* Exercise description *
Please retype the records below exactly, leaving out any pictures.
== Task inputs ==
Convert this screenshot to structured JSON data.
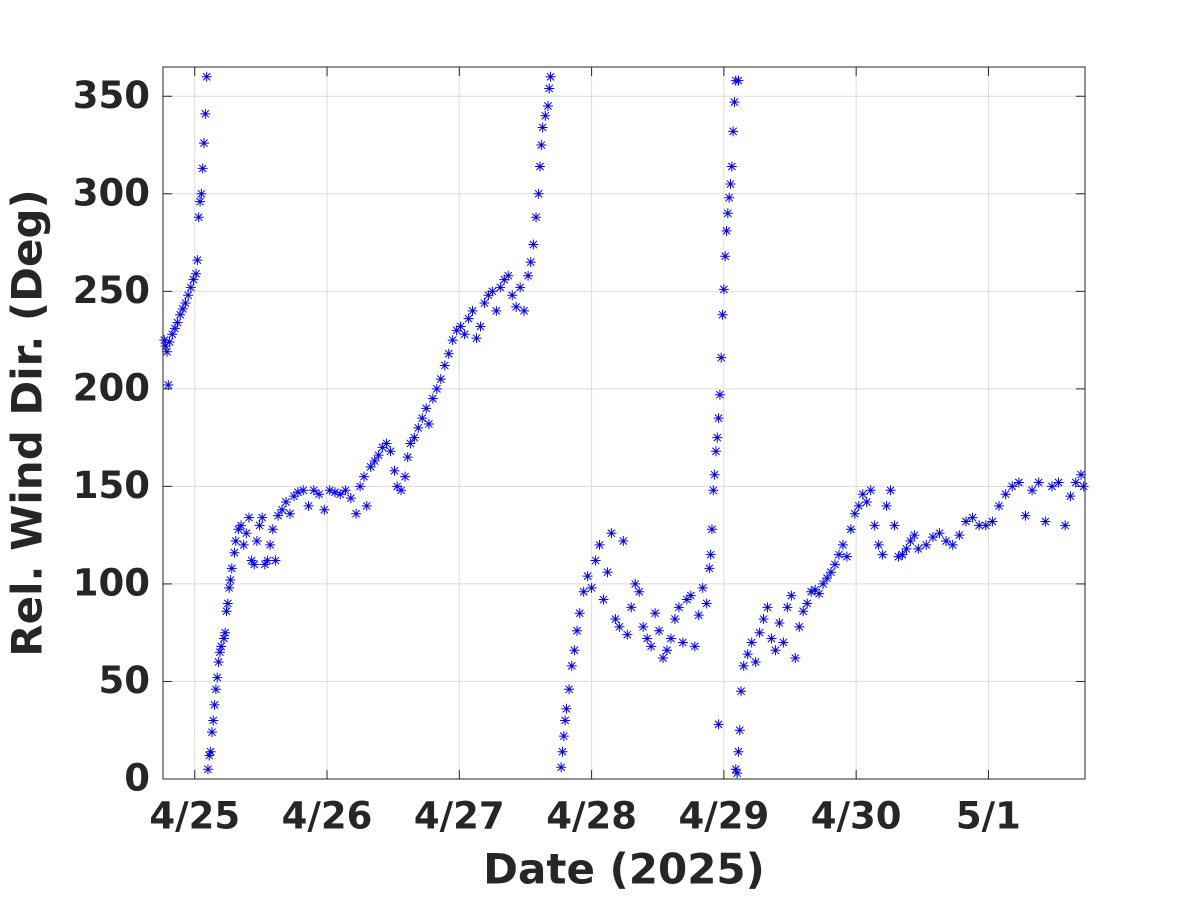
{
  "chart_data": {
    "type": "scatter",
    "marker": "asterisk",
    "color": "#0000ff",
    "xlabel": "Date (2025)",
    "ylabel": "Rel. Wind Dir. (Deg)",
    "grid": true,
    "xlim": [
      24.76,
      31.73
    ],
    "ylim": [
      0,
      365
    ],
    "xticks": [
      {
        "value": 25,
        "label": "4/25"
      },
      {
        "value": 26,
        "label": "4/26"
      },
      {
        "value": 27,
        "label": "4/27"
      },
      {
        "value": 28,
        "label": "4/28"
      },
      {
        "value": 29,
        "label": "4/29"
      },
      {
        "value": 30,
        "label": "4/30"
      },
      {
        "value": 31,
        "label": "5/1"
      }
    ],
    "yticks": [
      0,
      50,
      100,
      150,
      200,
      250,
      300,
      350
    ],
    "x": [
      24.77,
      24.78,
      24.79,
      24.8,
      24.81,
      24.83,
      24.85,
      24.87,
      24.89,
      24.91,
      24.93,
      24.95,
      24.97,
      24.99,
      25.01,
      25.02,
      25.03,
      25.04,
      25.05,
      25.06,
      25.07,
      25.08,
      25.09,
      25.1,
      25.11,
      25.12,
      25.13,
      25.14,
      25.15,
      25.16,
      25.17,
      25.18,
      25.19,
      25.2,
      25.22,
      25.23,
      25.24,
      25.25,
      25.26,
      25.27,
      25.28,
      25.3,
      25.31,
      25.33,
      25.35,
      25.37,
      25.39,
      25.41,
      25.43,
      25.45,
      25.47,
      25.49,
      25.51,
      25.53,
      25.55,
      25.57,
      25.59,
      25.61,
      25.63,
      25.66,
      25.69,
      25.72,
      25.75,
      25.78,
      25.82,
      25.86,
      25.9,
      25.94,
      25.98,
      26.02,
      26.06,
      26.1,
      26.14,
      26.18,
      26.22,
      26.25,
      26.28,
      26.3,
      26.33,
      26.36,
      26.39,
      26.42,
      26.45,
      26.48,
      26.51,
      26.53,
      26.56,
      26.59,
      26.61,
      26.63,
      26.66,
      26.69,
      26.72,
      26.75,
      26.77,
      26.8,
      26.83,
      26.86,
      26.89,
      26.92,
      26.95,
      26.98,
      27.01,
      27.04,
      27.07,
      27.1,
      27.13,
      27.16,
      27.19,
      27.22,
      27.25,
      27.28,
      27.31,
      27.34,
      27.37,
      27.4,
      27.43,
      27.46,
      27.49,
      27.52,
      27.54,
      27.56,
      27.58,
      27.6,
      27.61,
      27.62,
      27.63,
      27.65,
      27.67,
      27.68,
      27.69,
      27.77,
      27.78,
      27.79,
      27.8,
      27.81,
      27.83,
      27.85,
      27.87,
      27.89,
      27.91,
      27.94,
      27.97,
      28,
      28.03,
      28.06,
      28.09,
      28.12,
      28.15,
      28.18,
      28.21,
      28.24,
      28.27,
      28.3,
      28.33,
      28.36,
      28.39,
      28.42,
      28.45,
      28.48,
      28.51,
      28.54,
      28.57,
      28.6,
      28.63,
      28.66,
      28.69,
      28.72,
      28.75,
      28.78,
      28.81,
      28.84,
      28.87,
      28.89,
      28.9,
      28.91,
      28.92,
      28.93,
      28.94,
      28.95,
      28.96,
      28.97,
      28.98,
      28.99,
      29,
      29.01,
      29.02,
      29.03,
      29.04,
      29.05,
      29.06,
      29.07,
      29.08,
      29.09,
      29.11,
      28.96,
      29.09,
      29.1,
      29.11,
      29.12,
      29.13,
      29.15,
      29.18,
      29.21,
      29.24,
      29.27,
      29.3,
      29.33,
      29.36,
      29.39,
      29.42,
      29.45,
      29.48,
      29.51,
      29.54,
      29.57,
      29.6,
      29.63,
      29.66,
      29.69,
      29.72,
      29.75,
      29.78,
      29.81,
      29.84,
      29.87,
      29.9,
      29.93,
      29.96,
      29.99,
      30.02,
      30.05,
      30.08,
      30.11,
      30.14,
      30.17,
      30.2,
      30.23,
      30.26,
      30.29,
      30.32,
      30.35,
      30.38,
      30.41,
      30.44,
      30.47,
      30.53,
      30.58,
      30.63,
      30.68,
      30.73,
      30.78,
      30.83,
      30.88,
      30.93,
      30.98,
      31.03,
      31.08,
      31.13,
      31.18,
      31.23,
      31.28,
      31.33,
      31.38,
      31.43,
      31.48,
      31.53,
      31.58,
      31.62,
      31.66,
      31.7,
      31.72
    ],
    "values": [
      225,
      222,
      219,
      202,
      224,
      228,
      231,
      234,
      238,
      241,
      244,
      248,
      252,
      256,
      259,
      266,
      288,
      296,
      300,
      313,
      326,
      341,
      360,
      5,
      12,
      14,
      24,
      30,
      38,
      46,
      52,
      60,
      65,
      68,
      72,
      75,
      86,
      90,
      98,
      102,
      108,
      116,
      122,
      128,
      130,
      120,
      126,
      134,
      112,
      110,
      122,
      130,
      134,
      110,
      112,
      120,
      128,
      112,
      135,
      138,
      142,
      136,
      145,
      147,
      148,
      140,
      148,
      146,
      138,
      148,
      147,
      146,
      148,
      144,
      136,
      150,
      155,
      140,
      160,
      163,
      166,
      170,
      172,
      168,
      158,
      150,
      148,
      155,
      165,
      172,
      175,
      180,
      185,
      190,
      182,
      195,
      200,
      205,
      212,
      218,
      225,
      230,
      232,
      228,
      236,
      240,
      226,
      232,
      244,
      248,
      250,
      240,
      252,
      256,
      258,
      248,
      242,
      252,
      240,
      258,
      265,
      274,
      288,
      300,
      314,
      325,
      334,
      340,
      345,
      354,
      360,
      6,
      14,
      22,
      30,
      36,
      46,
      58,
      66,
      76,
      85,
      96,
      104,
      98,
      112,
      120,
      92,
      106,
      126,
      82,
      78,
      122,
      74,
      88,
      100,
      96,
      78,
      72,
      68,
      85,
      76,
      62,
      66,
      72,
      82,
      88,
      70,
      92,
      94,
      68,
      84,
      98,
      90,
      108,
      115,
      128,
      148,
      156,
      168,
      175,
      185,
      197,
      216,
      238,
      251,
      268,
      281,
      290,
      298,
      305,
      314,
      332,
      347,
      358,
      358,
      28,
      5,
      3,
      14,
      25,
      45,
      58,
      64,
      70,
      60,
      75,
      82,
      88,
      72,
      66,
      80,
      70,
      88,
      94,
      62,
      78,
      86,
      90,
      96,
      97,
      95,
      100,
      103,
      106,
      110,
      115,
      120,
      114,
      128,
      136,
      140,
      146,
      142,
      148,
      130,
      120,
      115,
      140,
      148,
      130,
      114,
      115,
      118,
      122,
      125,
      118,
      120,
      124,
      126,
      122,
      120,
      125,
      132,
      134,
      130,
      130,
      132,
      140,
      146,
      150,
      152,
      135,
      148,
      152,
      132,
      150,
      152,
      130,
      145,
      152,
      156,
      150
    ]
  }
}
===
* Full response *
Convert this screenshot to structured JSON data.
{
  "chart_data": {
    "type": "scatter",
    "marker": "asterisk",
    "color": "#0000ff",
    "xlabel": "Date (2025)",
    "ylabel": "Rel. Wind Dir. (Deg)",
    "grid": true,
    "xlim": [
      24.76,
      31.73
    ],
    "ylim": [
      0,
      365
    ],
    "xticks": [
      {
        "value": 25,
        "label": "4/25"
      },
      {
        "value": 26,
        "label": "4/26"
      },
      {
        "value": 27,
        "label": "4/27"
      },
      {
        "value": 28,
        "label": "4/28"
      },
      {
        "value": 29,
        "label": "4/29"
      },
      {
        "value": 30,
        "label": "4/30"
      },
      {
        "value": 31,
        "label": "5/1"
      }
    ],
    "yticks": [
      0,
      50,
      100,
      150,
      200,
      250,
      300,
      350
    ],
    "x": [
      24.77,
      24.78,
      24.79,
      24.8,
      24.81,
      24.83,
      24.85,
      24.87,
      24.89,
      24.91,
      24.93,
      24.95,
      24.97,
      24.99,
      25.01,
      25.02,
      25.03,
      25.04,
      25.05,
      25.06,
      25.07,
      25.08,
      25.09,
      25.1,
      25.11,
      25.12,
      25.13,
      25.14,
      25.15,
      25.16,
      25.17,
      25.18,
      25.19,
      25.2,
      25.22,
      25.23,
      25.24,
      25.25,
      25.26,
      25.27,
      25.28,
      25.3,
      25.31,
      25.33,
      25.35,
      25.37,
      25.39,
      25.41,
      25.43,
      25.45,
      25.47,
      25.49,
      25.51,
      25.53,
      25.55,
      25.57,
      25.59,
      25.61,
      25.63,
      25.66,
      25.69,
      25.72,
      25.75,
      25.78,
      25.82,
      25.86,
      25.9,
      25.94,
      25.98,
      26.02,
      26.06,
      26.1,
      26.14,
      26.18,
      26.22,
      26.25,
      26.28,
      26.3,
      26.33,
      26.36,
      26.39,
      26.42,
      26.45,
      26.48,
      26.51,
      26.53,
      26.56,
      26.59,
      26.61,
      26.63,
      26.66,
      26.69,
      26.72,
      26.75,
      26.77,
      26.8,
      26.83,
      26.86,
      26.89,
      26.92,
      26.95,
      26.98,
      27.01,
      27.04,
      27.07,
      27.1,
      27.13,
      27.16,
      27.19,
      27.22,
      27.25,
      27.28,
      27.31,
      27.34,
      27.37,
      27.4,
      27.43,
      27.46,
      27.49,
      27.52,
      27.54,
      27.56,
      27.58,
      27.6,
      27.61,
      27.62,
      27.63,
      27.65,
      27.67,
      27.68,
      27.69,
      27.77,
      27.78,
      27.79,
      27.8,
      27.81,
      27.83,
      27.85,
      27.87,
      27.89,
      27.91,
      27.94,
      27.97,
      28,
      28.03,
      28.06,
      28.09,
      28.12,
      28.15,
      28.18,
      28.21,
      28.24,
      28.27,
      28.3,
      28.33,
      28.36,
      28.39,
      28.42,
      28.45,
      28.48,
      28.51,
      28.54,
      28.57,
      28.6,
      28.63,
      28.66,
      28.69,
      28.72,
      28.75,
      28.78,
      28.81,
      28.84,
      28.87,
      28.89,
      28.9,
      28.91,
      28.92,
      28.93,
      28.94,
      28.95,
      28.96,
      28.97,
      28.98,
      28.99,
      29,
      29.01,
      29.02,
      29.03,
      29.04,
      29.05,
      29.06,
      29.07,
      29.08,
      29.09,
      29.11,
      28.96,
      29.09,
      29.1,
      29.11,
      29.12,
      29.13,
      29.15,
      29.18,
      29.21,
      29.24,
      29.27,
      29.3,
      29.33,
      29.36,
      29.39,
      29.42,
      29.45,
      29.48,
      29.51,
      29.54,
      29.57,
      29.6,
      29.63,
      29.66,
      29.69,
      29.72,
      29.75,
      29.78,
      29.81,
      29.84,
      29.87,
      29.9,
      29.93,
      29.96,
      29.99,
      30.02,
      30.05,
      30.08,
      30.11,
      30.14,
      30.17,
      30.2,
      30.23,
      30.26,
      30.29,
      30.32,
      30.35,
      30.38,
      30.41,
      30.44,
      30.47,
      30.53,
      30.58,
      30.63,
      30.68,
      30.73,
      30.78,
      30.83,
      30.88,
      30.93,
      30.98,
      31.03,
      31.08,
      31.13,
      31.18,
      31.23,
      31.28,
      31.33,
      31.38,
      31.43,
      31.48,
      31.53,
      31.58,
      31.62,
      31.66,
      31.7,
      31.72
    ],
    "values": [
      225,
      222,
      219,
      202,
      224,
      228,
      231,
      234,
      238,
      241,
      244,
      248,
      252,
      256,
      259,
      266,
      288,
      296,
      300,
      313,
      326,
      341,
      360,
      5,
      12,
      14,
      24,
      30,
      38,
      46,
      52,
      60,
      65,
      68,
      72,
      75,
      86,
      90,
      98,
      102,
      108,
      116,
      122,
      128,
      130,
      120,
      126,
      134,
      112,
      110,
      122,
      130,
      134,
      110,
      112,
      120,
      128,
      112,
      135,
      138,
      142,
      136,
      145,
      147,
      148,
      140,
      148,
      146,
      138,
      148,
      147,
      146,
      148,
      144,
      136,
      150,
      155,
      140,
      160,
      163,
      166,
      170,
      172,
      168,
      158,
      150,
      148,
      155,
      165,
      172,
      175,
      180,
      185,
      190,
      182,
      195,
      200,
      205,
      212,
      218,
      225,
      230,
      232,
      228,
      236,
      240,
      226,
      232,
      244,
      248,
      250,
      240,
      252,
      256,
      258,
      248,
      242,
      252,
      240,
      258,
      265,
      274,
      288,
      300,
      314,
      325,
      334,
      340,
      345,
      354,
      360,
      6,
      14,
      22,
      30,
      36,
      46,
      58,
      66,
      76,
      85,
      96,
      104,
      98,
      112,
      120,
      92,
      106,
      126,
      82,
      78,
      122,
      74,
      88,
      100,
      96,
      78,
      72,
      68,
      85,
      76,
      62,
      66,
      72,
      82,
      88,
      70,
      92,
      94,
      68,
      84,
      98,
      90,
      108,
      115,
      128,
      148,
      156,
      168,
      175,
      185,
      197,
      216,
      238,
      251,
      268,
      281,
      290,
      298,
      305,
      314,
      332,
      347,
      358,
      358,
      28,
      5,
      3,
      14,
      25,
      45,
      58,
      64,
      70,
      60,
      75,
      82,
      88,
      72,
      66,
      80,
      70,
      88,
      94,
      62,
      78,
      86,
      90,
      96,
      97,
      95,
      100,
      103,
      106,
      110,
      115,
      120,
      114,
      128,
      136,
      140,
      146,
      142,
      148,
      130,
      120,
      115,
      140,
      148,
      130,
      114,
      115,
      118,
      122,
      125,
      118,
      120,
      124,
      126,
      122,
      120,
      125,
      132,
      134,
      130,
      130,
      132,
      140,
      146,
      150,
      152,
      135,
      148,
      152,
      132,
      150,
      152,
      130,
      145,
      152,
      156,
      150
    ]
  }
}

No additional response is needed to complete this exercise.